(Stored data)
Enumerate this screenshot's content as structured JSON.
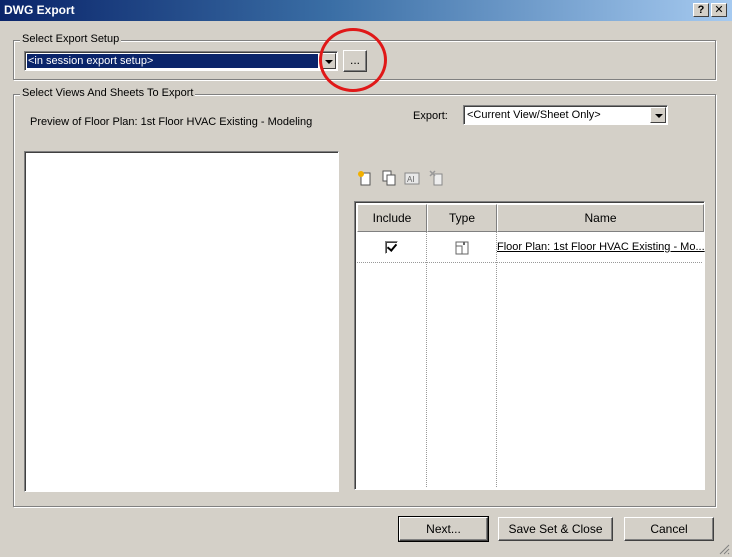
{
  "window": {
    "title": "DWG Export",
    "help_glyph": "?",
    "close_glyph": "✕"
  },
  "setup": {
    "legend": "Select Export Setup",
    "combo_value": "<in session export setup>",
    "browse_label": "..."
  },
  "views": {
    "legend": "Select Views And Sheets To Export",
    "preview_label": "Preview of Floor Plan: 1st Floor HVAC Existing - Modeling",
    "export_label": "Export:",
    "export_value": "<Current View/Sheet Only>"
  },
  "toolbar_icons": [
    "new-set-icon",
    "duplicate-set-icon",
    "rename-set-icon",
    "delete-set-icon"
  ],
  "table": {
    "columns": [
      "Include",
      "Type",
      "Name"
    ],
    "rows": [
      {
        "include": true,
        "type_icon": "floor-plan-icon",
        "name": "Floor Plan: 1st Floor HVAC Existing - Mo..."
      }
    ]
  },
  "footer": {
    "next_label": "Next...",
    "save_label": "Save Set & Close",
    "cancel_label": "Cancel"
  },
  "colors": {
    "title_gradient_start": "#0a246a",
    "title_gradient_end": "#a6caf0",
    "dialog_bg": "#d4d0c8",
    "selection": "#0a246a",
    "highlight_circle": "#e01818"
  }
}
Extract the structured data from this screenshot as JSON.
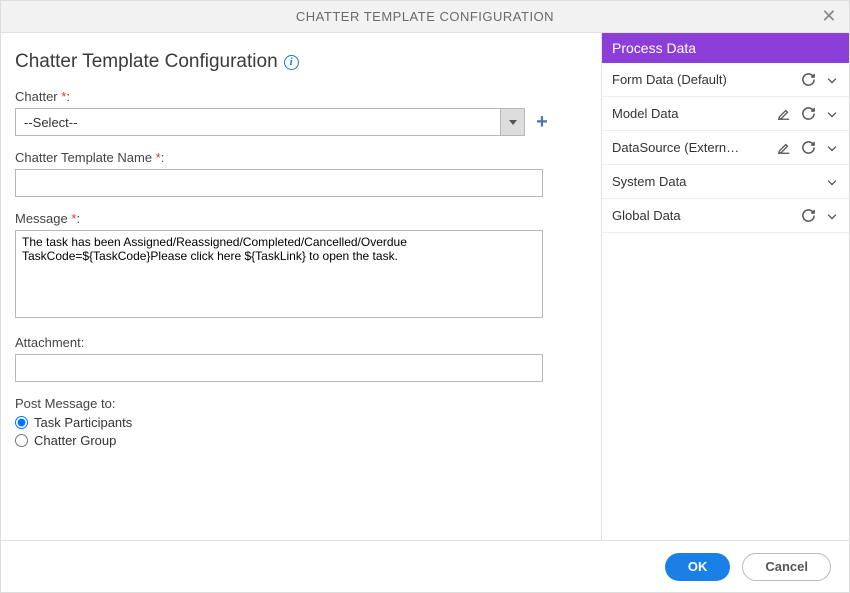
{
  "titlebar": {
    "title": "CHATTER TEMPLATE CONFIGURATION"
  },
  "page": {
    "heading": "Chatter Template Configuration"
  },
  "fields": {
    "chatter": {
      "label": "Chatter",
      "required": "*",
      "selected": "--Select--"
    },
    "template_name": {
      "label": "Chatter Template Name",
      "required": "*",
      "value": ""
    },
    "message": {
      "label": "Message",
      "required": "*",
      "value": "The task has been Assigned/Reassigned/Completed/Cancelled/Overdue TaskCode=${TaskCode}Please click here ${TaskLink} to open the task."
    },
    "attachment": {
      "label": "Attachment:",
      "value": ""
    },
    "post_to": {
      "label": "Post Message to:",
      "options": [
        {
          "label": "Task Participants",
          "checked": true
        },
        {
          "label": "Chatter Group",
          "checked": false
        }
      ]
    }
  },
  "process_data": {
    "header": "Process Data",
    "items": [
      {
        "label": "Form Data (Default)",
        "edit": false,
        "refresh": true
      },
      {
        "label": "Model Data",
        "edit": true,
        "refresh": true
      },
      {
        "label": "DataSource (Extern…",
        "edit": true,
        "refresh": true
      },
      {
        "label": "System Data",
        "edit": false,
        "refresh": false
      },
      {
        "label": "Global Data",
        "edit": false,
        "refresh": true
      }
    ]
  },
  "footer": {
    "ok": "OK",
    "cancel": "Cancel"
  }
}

**What you will do:** Write down exactly the lines running from the line with "Extract the structured" through the end of the material, both ends included, and none of the pictures.

**Output for this exercise:**
Extract the structured data from this screenshot as JSON.
{
  "titlebar": {
    "title": "CHATTER TEMPLATE CONFIGURATION"
  },
  "page": {
    "heading": "Chatter Template Configuration"
  },
  "fields": {
    "chatter": {
      "label": "Chatter",
      "required": "*",
      "selected": "--Select--"
    },
    "template_name": {
      "label": "Chatter Template Name",
      "required": "*",
      "value": ""
    },
    "message": {
      "label": "Message",
      "required": "*",
      "value": "The task has been Assigned/Reassigned/Completed/Cancelled/Overdue TaskCode=${TaskCode}Please click here ${TaskLink} to open the task."
    },
    "attachment": {
      "label": "Attachment:",
      "value": ""
    },
    "post_to": {
      "label": "Post Message to:",
      "options": [
        {
          "label": "Task Participants",
          "checked": true
        },
        {
          "label": "Chatter Group",
          "checked": false
        }
      ]
    }
  },
  "process_data": {
    "header": "Process Data",
    "items": [
      {
        "label": "Form Data (Default)",
        "edit": false,
        "refresh": true
      },
      {
        "label": "Model Data",
        "edit": true,
        "refresh": true
      },
      {
        "label": "DataSource (Extern…",
        "edit": true,
        "refresh": true
      },
      {
        "label": "System Data",
        "edit": false,
        "refresh": false
      },
      {
        "label": "Global Data",
        "edit": false,
        "refresh": true
      }
    ]
  },
  "footer": {
    "ok": "OK",
    "cancel": "Cancel"
  }
}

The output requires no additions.